Render the lines of the records below as a JSON list of strings, one string per line and blank lines omitted. Start at the first line of the records and end at the line containing "nav-label-wrap: NavLinks I", including both.

* start EXERCISE MATERIAL *

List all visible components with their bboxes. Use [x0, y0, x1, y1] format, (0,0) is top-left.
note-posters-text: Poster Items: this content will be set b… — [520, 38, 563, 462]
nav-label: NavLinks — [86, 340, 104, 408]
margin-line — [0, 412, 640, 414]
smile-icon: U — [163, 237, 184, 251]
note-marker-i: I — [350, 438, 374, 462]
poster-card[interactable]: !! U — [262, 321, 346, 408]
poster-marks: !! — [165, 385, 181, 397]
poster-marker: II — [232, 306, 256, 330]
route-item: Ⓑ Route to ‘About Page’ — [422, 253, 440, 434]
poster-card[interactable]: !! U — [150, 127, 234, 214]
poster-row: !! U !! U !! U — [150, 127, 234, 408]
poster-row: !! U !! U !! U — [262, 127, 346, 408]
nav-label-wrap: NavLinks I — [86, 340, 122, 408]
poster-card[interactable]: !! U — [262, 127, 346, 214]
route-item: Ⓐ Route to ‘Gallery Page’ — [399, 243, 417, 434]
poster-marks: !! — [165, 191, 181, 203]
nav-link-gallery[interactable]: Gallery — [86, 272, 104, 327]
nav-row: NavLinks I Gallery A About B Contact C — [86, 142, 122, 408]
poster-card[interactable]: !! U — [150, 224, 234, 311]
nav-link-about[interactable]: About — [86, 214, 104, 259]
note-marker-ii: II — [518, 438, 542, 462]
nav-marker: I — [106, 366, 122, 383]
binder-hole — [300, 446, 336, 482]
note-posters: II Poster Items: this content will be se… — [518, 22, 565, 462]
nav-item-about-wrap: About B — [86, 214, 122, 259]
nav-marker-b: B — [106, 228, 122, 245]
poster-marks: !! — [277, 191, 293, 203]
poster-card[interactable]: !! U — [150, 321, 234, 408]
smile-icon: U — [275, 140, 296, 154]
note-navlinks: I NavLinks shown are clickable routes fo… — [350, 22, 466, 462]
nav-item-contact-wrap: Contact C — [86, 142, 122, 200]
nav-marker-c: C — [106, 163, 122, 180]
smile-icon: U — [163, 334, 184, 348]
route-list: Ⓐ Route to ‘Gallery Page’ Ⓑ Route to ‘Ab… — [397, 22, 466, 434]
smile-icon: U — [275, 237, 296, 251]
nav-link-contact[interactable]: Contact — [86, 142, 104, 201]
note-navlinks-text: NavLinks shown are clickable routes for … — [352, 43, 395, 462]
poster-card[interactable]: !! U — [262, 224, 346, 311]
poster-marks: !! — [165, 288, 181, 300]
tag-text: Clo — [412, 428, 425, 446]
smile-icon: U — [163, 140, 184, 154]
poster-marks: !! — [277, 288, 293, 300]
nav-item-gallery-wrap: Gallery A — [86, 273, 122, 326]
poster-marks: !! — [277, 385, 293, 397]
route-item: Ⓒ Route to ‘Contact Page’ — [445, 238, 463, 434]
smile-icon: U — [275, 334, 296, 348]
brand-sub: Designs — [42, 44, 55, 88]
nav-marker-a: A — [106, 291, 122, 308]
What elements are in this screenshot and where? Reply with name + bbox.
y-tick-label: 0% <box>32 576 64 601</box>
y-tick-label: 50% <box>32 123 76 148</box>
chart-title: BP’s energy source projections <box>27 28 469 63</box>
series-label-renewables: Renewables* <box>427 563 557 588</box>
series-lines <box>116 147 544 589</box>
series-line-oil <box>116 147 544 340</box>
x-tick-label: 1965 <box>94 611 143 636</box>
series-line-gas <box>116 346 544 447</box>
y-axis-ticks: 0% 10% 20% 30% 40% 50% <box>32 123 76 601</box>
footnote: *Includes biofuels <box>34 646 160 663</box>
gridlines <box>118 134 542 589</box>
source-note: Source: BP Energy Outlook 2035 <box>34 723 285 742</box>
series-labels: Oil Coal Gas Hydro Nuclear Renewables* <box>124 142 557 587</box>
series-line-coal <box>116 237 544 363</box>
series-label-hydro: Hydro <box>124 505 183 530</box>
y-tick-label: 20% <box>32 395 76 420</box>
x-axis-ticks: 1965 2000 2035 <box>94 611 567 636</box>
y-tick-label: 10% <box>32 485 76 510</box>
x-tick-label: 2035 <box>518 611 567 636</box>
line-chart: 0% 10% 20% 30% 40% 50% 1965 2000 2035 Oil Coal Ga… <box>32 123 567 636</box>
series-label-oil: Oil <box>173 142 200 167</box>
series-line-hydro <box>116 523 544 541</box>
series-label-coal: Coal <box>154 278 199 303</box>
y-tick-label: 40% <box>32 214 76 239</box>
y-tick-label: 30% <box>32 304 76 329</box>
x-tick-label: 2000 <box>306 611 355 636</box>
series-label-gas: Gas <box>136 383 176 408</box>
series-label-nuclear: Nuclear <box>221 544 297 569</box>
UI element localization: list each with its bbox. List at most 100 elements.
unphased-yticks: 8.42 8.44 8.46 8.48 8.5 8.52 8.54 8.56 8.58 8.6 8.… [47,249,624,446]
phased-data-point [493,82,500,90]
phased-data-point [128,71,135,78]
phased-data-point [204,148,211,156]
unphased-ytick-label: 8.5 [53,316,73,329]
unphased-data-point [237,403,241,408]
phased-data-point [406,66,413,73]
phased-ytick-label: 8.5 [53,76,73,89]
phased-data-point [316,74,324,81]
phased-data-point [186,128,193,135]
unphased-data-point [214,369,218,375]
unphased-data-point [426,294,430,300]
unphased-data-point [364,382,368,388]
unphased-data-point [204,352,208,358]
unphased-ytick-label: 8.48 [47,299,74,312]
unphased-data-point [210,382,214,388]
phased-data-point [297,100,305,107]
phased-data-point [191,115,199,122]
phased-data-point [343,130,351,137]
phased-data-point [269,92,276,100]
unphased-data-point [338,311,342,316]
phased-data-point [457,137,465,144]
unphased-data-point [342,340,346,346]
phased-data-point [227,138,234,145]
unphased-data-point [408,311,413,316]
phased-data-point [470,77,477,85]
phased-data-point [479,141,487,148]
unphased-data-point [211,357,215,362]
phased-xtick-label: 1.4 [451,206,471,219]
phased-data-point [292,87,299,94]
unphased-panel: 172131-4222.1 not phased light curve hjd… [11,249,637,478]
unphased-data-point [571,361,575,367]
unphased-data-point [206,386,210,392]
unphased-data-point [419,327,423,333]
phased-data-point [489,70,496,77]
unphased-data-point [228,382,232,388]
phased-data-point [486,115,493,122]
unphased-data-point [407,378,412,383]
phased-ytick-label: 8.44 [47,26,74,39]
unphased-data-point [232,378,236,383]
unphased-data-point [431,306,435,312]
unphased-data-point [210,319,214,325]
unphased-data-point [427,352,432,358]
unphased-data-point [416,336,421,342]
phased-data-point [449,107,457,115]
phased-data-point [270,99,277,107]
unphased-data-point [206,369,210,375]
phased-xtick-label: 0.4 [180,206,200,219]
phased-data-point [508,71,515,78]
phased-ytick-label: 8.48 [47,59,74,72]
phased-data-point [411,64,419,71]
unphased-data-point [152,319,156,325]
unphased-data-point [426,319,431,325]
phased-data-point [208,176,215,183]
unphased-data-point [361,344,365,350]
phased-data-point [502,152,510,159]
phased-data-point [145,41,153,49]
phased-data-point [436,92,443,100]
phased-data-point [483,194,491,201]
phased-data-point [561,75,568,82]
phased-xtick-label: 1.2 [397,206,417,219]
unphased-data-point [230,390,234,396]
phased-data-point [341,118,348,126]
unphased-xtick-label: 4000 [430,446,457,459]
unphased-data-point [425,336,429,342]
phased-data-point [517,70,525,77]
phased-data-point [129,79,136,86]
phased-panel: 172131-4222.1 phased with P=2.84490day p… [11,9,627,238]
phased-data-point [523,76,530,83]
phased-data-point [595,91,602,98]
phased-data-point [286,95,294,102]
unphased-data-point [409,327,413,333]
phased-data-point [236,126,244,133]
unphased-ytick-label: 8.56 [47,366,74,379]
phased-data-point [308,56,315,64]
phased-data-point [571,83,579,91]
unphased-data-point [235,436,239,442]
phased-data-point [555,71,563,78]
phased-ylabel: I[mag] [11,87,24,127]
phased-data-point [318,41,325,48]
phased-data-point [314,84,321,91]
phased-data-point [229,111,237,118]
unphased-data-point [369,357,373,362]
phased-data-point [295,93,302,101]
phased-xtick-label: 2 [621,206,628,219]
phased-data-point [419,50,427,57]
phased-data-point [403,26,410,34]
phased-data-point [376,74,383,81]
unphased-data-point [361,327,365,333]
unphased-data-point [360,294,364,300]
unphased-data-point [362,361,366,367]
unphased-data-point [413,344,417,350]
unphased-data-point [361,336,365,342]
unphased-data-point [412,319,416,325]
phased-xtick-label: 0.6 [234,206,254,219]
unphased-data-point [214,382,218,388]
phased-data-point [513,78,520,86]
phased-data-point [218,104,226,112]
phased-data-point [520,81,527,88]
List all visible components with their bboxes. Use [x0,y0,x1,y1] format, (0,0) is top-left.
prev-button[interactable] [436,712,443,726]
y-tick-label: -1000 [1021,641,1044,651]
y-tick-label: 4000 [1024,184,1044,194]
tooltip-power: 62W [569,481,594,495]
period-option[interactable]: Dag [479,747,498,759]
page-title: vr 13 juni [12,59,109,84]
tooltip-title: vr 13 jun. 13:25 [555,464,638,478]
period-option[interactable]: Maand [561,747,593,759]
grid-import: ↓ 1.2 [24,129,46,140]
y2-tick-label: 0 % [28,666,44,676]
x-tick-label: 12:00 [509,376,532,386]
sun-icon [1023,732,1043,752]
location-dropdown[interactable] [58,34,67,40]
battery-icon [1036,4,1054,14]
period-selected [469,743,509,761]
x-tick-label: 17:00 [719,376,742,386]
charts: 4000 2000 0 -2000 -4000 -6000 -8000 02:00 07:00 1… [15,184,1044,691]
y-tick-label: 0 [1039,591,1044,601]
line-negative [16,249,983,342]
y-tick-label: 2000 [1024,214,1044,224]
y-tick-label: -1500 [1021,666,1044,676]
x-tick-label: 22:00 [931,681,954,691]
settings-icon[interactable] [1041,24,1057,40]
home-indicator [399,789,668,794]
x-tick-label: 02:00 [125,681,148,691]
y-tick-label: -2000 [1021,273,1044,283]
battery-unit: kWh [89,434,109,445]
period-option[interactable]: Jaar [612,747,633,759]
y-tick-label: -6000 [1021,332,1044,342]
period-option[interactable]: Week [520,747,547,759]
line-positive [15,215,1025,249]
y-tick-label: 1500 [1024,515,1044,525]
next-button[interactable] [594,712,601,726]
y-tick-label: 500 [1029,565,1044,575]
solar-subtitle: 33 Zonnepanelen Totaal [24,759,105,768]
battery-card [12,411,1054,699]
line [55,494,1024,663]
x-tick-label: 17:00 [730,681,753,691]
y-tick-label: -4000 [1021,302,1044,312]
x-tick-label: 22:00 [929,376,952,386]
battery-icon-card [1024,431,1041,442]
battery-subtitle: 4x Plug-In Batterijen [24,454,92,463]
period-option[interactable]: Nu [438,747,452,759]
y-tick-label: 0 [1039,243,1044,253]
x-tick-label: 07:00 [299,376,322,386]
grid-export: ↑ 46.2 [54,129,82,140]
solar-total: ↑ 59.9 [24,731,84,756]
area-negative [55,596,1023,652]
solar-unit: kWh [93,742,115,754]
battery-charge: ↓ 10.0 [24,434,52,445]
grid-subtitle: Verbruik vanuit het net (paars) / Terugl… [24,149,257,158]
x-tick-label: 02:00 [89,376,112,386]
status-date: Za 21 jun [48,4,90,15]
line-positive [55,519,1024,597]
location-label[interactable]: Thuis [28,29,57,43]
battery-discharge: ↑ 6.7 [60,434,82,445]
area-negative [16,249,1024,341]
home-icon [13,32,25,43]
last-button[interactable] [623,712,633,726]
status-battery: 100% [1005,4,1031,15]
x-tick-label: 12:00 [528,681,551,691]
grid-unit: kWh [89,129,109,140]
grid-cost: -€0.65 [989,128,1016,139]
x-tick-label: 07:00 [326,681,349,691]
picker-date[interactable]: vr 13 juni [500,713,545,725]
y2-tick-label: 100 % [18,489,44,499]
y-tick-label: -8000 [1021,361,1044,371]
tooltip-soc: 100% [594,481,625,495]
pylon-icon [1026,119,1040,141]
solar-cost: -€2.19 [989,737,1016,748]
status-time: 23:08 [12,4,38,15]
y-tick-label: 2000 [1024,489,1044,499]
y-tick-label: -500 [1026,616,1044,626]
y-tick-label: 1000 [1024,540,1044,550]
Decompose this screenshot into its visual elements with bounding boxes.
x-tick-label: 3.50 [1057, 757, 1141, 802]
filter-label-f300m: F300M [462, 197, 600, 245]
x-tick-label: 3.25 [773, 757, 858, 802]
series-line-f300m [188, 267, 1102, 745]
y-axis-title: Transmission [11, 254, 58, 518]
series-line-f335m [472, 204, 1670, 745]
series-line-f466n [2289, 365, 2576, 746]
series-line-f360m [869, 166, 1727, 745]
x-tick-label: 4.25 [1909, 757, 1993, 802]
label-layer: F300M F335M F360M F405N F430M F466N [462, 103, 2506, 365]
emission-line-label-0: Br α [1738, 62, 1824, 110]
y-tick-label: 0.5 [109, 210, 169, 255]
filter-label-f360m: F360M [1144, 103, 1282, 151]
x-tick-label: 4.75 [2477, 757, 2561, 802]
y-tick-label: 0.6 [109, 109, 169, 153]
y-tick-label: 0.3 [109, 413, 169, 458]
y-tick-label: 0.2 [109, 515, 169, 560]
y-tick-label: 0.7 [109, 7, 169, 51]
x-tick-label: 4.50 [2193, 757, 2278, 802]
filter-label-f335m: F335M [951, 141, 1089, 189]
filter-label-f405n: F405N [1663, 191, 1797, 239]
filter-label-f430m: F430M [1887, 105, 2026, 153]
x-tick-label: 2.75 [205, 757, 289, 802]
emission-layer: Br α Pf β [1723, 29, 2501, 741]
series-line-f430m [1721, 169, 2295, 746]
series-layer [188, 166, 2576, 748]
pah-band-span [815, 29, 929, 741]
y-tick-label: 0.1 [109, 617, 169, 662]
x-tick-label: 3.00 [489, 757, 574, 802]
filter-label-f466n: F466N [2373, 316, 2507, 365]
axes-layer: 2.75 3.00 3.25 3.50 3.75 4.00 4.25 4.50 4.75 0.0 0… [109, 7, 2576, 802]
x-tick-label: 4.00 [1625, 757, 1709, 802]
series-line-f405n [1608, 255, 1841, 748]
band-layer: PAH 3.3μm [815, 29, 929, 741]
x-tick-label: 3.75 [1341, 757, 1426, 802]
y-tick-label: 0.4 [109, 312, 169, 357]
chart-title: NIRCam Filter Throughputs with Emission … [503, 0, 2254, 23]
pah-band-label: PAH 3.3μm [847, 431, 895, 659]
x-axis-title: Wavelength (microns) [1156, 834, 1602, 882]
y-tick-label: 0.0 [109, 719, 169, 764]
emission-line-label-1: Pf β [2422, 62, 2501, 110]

* end EXERCISE MATERIAL *

■ **RESPONSE TO THIS EXERCISE**
[
  "List all visible components with their bboxes. Use [x0, y0, x1, y1] format, (0,0) is top-left.",
  "note-posters-text: Poster Items: this content will be set b… — [520, 38, 563, 462]",
  "nav-label: NavLinks — [86, 340, 104, 408]",
  "margin-line — [0, 412, 640, 414]",
  "smile-icon: U — [163, 237, 184, 251]",
  "note-marker-i: I — [350, 438, 374, 462]",
  "poster-card[interactable]: !! U — [262, 321, 346, 408]",
  "poster-marks: !! — [165, 385, 181, 397]",
  "poster-marker: II — [232, 306, 256, 330]",
  "route-item: Ⓑ Route to ‘About Page’ — [422, 253, 440, 434]",
  "poster-card[interactable]: !! U — [150, 127, 234, 214]",
  "poster-row: !! U !! U !! U — [150, 127, 234, 408]",
  "poster-row: !! U !! U !! U — [262, 127, 346, 408]",
  "nav-label-wrap: NavLinks I — [86, 340, 122, 408]"
]